[Annotated region listings]

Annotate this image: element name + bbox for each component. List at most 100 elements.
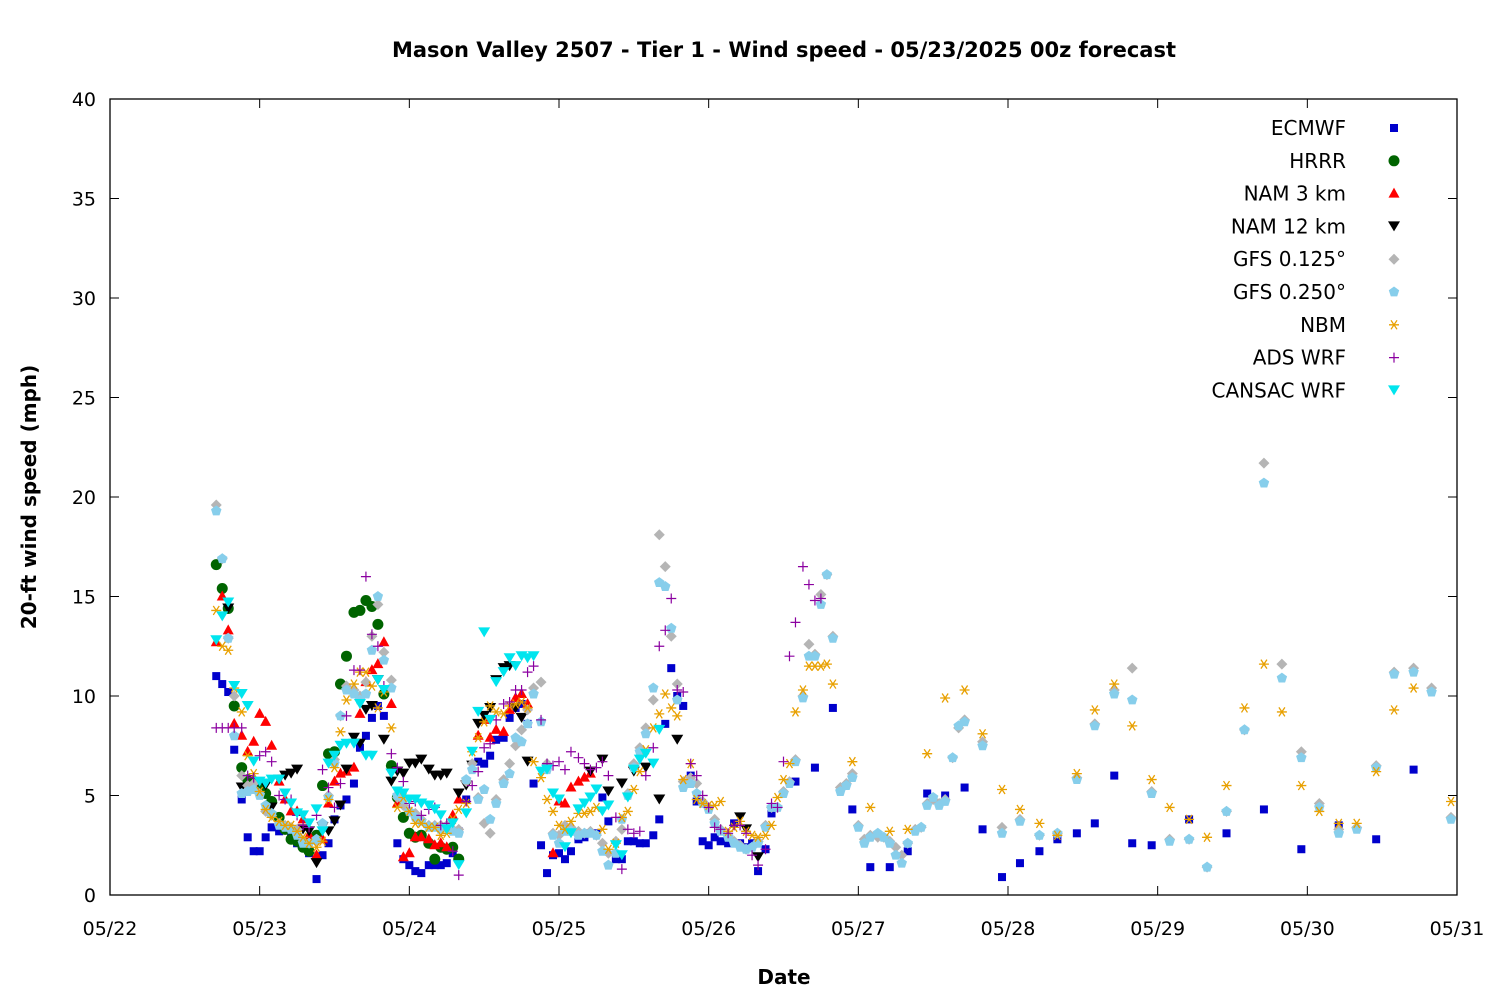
data-point (704, 841, 713, 850)
data-point (254, 786, 265, 797)
data-point (329, 762, 340, 773)
data-point (865, 802, 876, 813)
data-point (647, 694, 659, 706)
data-point (547, 829, 559, 840)
data-point (790, 707, 801, 717)
data-point (554, 756, 564, 767)
data-point (373, 701, 382, 710)
data-point (660, 689, 671, 699)
data-point (772, 802, 783, 813)
data-point (261, 833, 270, 842)
data-point (228, 681, 241, 692)
legend-label: NBM (1300, 313, 1346, 337)
data-point (359, 704, 372, 715)
data-point (354, 665, 365, 676)
data-point (478, 784, 490, 794)
data-point (1259, 805, 1268, 814)
data-point (741, 828, 752, 839)
data-point (228, 690, 240, 702)
data-point (422, 800, 435, 811)
data-point (385, 768, 398, 779)
data-point (440, 768, 453, 779)
data-point (452, 860, 465, 871)
data-point (922, 748, 933, 759)
data-point (1389, 705, 1400, 715)
data-point (598, 793, 607, 802)
data-point (1089, 705, 1100, 715)
data-point (372, 598, 384, 610)
data-point (1071, 768, 1082, 779)
data-point (639, 748, 652, 759)
data-point (667, 664, 676, 673)
data-point (461, 774, 472, 784)
data-point (415, 754, 428, 765)
data-point (236, 707, 247, 717)
data-point (303, 818, 316, 829)
data-point (212, 672, 221, 681)
data-point (428, 804, 441, 815)
y-tick-label: 20 (72, 487, 96, 509)
data-point (248, 735, 260, 746)
data-point (260, 715, 272, 726)
data-point (959, 716, 970, 727)
data-point (527, 651, 540, 662)
data-point (565, 781, 577, 792)
data-point (516, 736, 527, 747)
data-point (847, 756, 858, 767)
data-point (584, 792, 597, 803)
data-point (397, 788, 410, 799)
data-point (564, 828, 577, 839)
data-point (578, 798, 591, 809)
data-point (324, 839, 333, 848)
data-point (803, 638, 815, 650)
data-point (366, 681, 377, 691)
data-point (1053, 835, 1062, 844)
data-point (959, 685, 970, 695)
data-point (697, 798, 708, 809)
data-point (429, 822, 440, 833)
data-point (218, 680, 227, 689)
data-point (398, 776, 409, 787)
data-point (1035, 847, 1044, 856)
data-point (1014, 815, 1026, 826)
data-point (222, 624, 234, 635)
data-point (229, 730, 240, 741)
y-tick-label: 25 (72, 388, 96, 410)
legend-marker (1388, 253, 1400, 265)
data-point (392, 762, 403, 773)
data-point (434, 810, 447, 821)
data-point (753, 860, 764, 871)
data-point (484, 827, 496, 839)
data-point (416, 810, 427, 821)
data-point (452, 788, 465, 799)
data-point (473, 766, 484, 777)
data-point (1014, 804, 1025, 815)
data-point (827, 679, 838, 689)
data-point (528, 756, 539, 767)
data-point (555, 849, 563, 858)
data-point (249, 847, 258, 856)
data-point (492, 735, 501, 744)
y-tick-label: 30 (72, 288, 96, 310)
data-point (1276, 658, 1288, 670)
data-point (354, 707, 366, 718)
data-point (648, 742, 659, 753)
data-point (615, 850, 628, 861)
data-point (572, 804, 585, 815)
data-point (247, 756, 260, 767)
data-point (335, 726, 346, 737)
data-point (478, 627, 491, 638)
data-point (1276, 707, 1287, 717)
data-point (791, 777, 800, 786)
data-point (634, 826, 645, 837)
data-point (647, 758, 660, 769)
legend-label: HRRR (1289, 149, 1346, 173)
data-point (275, 827, 284, 836)
data-point (360, 571, 371, 582)
data-point (639, 762, 652, 773)
data-point (472, 794, 484, 804)
data-point (484, 714, 497, 725)
data-point (260, 746, 271, 757)
data-point (379, 711, 388, 720)
data-point (610, 812, 621, 823)
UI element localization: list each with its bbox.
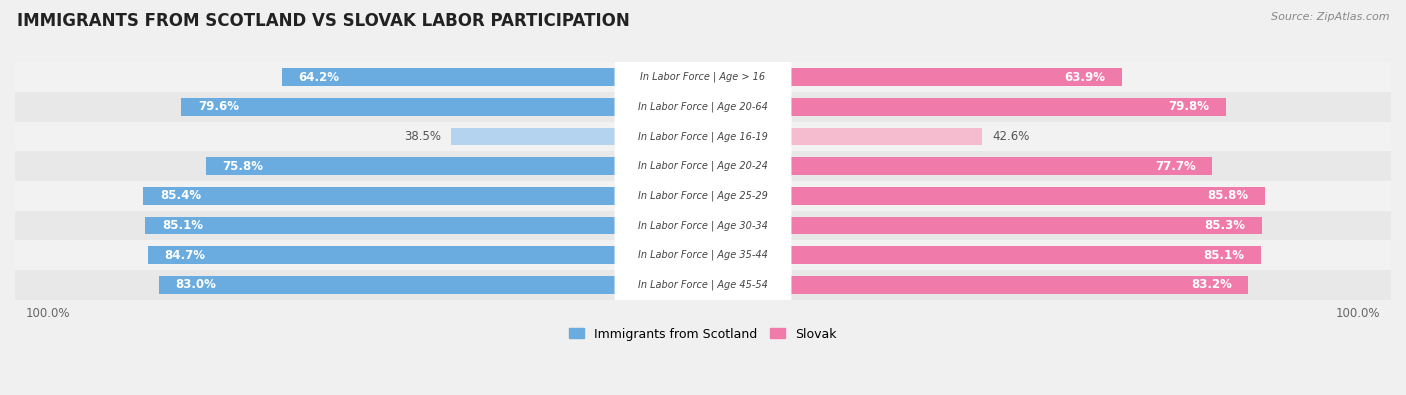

**DESCRIPTION OF THE TASK**
Please update every listing above by replacing "y-tick-label" with "y-axis-label" and changing nothing else. Leave the pictures out of your answer.

**THE COMPLETED TASK**
Annotate this image: element name + bbox for each component. List at most 100 elements.
data-point (704, 841, 713, 850)
data-point (254, 786, 265, 797)
data-point (329, 762, 340, 773)
data-point (865, 802, 876, 813)
data-point (647, 694, 659, 706)
data-point (547, 829, 559, 840)
data-point (790, 707, 801, 717)
data-point (554, 756, 564, 767)
data-point (373, 701, 382, 710)
data-point (660, 689, 671, 699)
data-point (772, 802, 783, 813)
data-point (261, 833, 270, 842)
data-point (228, 681, 241, 692)
legend-label: NBM (1300, 313, 1346, 337)
data-point (359, 704, 372, 715)
data-point (354, 665, 365, 676)
data-point (478, 784, 490, 794)
data-point (1259, 805, 1268, 814)
data-point (741, 828, 752, 839)
data-point (228, 690, 240, 702)
data-point (422, 800, 435, 811)
data-point (385, 768, 398, 779)
data-point (440, 768, 453, 779)
data-point (452, 860, 465, 871)
data-point (922, 748, 933, 759)
data-point (1389, 705, 1400, 715)
data-point (598, 793, 607, 802)
data-point (1089, 705, 1100, 715)
data-point (372, 598, 384, 610)
data-point (1071, 768, 1082, 779)
data-point (639, 748, 652, 759)
data-point (667, 664, 676, 673)
data-point (461, 774, 472, 784)
data-point (415, 754, 428, 765)
data-point (236, 707, 247, 717)
data-point (303, 818, 316, 829)
data-point (212, 672, 221, 681)
data-point (428, 804, 441, 815)
y-axis-label: 20 (72, 487, 96, 509)
data-point (248, 735, 260, 746)
data-point (260, 715, 272, 726)
data-point (959, 716, 970, 727)
data-point (527, 651, 540, 662)
data-point (565, 781, 577, 792)
data-point (516, 736, 527, 747)
data-point (847, 756, 858, 767)
data-point (584, 792, 597, 803)
data-point (397, 788, 410, 799)
data-point (564, 828, 577, 839)
data-point (578, 798, 591, 809)
data-point (324, 839, 333, 848)
data-point (803, 638, 815, 650)
data-point (366, 681, 377, 691)
data-point (1053, 835, 1062, 844)
data-point (959, 685, 970, 695)
data-point (697, 798, 708, 809)
data-point (429, 822, 440, 833)
data-point (218, 680, 227, 689)
data-point (398, 776, 409, 787)
data-point (1035, 847, 1044, 856)
data-point (1014, 815, 1026, 826)
data-point (222, 624, 234, 635)
data-point (229, 730, 240, 741)
y-axis-label: 25 (72, 388, 96, 410)
legend-marker (1388, 253, 1400, 265)
data-point (392, 762, 403, 773)
data-point (434, 810, 447, 821)
data-point (753, 860, 764, 871)
data-point (484, 827, 496, 839)
data-point (416, 810, 427, 821)
data-point (452, 788, 465, 799)
data-point (473, 766, 484, 777)
data-point (1014, 804, 1025, 815)
data-point (827, 679, 838, 689)
data-point (528, 756, 539, 767)
data-point (555, 849, 563, 858)
data-point (249, 847, 258, 856)
data-point (492, 735, 501, 744)
y-axis-label: 30 (72, 288, 96, 310)
data-point (1276, 658, 1288, 670)
data-point (354, 707, 366, 718)
data-point (648, 742, 659, 753)
data-point (615, 850, 628, 861)
data-point (572, 804, 585, 815)
data-point (247, 756, 260, 767)
data-point (335, 726, 346, 737)
data-point (478, 627, 491, 638)
data-point (1276, 707, 1287, 717)
data-point (791, 777, 800, 786)
data-point (634, 826, 645, 837)
data-point (647, 758, 660, 769)
legend-label: HRRR (1289, 149, 1346, 173)
data-point (275, 827, 284, 836)
data-point (360, 571, 371, 582)
data-point (639, 762, 652, 773)
data-point (472, 794, 484, 804)
data-point (484, 714, 497, 725)
data-point (260, 746, 271, 757)
data-point (379, 711, 388, 720)
data-point (610, 812, 621, 823)
UI element localization: list each with its bbox.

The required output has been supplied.